Task description
Look through the listing below and report how many lines contain "indonesia", as a bare number.

═════ Provided entries

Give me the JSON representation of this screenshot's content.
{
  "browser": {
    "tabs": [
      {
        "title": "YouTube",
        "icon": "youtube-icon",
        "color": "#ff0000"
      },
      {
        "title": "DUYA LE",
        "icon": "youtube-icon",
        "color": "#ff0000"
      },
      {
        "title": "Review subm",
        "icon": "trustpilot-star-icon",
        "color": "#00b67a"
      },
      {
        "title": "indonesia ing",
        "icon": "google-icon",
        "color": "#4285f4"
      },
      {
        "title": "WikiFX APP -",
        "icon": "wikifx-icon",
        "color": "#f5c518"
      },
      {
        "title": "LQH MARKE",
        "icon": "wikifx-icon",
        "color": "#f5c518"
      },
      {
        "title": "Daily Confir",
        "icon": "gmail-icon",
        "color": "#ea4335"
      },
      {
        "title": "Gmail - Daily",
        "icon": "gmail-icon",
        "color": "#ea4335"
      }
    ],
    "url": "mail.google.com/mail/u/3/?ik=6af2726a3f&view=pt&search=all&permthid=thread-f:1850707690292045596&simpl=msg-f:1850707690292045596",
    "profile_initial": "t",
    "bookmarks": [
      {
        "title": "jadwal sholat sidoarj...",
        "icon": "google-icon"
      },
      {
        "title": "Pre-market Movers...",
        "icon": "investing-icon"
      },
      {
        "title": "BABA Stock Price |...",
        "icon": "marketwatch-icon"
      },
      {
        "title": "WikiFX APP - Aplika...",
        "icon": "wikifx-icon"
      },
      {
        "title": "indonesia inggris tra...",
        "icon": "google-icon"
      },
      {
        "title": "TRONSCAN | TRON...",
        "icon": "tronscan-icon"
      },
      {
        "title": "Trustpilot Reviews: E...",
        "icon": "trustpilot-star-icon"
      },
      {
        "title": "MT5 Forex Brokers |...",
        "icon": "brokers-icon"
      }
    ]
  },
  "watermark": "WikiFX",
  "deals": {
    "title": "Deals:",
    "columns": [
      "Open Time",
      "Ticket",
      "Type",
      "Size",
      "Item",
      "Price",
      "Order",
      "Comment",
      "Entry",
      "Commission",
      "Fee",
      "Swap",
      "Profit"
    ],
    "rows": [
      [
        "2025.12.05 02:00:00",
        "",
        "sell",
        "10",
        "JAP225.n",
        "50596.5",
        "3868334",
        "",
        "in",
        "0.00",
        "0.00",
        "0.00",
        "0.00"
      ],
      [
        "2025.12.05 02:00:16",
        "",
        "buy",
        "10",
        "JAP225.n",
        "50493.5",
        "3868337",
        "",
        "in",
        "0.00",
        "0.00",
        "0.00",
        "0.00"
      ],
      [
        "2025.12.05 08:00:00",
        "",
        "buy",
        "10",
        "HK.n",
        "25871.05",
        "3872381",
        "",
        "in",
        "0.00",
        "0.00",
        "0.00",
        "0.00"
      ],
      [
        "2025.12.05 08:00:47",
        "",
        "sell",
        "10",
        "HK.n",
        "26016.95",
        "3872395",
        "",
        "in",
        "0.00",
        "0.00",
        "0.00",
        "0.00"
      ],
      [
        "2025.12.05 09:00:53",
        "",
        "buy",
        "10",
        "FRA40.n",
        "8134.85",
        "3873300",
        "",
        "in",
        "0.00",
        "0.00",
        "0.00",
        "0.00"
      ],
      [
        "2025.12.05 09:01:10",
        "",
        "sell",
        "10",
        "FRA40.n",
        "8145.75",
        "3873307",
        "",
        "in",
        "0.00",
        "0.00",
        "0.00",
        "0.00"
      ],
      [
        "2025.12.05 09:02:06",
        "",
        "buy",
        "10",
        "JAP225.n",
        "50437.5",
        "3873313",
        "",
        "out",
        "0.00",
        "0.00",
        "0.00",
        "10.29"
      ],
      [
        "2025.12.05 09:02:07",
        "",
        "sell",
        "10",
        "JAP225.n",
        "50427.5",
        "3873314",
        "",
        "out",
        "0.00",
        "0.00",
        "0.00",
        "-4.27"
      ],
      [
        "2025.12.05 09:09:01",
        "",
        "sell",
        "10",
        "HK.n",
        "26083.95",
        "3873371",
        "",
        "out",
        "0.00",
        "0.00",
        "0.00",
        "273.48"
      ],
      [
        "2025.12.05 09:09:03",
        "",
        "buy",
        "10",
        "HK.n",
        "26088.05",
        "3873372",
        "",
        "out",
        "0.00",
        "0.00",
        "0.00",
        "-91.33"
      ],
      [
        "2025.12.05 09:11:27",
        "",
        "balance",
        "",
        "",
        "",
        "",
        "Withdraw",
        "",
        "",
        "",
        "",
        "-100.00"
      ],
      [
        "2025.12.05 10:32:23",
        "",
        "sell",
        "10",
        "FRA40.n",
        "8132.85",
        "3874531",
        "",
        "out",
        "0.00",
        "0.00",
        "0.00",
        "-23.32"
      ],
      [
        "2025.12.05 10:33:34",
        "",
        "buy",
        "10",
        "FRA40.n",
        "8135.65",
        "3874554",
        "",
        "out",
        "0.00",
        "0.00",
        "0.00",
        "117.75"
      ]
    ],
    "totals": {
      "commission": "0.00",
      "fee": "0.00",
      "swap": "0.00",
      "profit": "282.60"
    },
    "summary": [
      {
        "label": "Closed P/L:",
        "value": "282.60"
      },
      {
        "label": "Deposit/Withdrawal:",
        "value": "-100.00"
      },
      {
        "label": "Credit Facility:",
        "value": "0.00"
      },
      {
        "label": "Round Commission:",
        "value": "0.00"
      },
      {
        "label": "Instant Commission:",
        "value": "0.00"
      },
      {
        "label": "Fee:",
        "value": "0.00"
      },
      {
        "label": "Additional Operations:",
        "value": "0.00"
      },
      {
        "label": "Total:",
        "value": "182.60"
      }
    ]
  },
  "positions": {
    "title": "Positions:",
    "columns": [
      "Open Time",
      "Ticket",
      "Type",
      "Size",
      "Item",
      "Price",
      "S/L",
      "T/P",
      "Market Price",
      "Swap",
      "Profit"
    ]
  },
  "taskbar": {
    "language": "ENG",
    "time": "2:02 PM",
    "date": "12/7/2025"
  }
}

══════════

Answer to the problem
2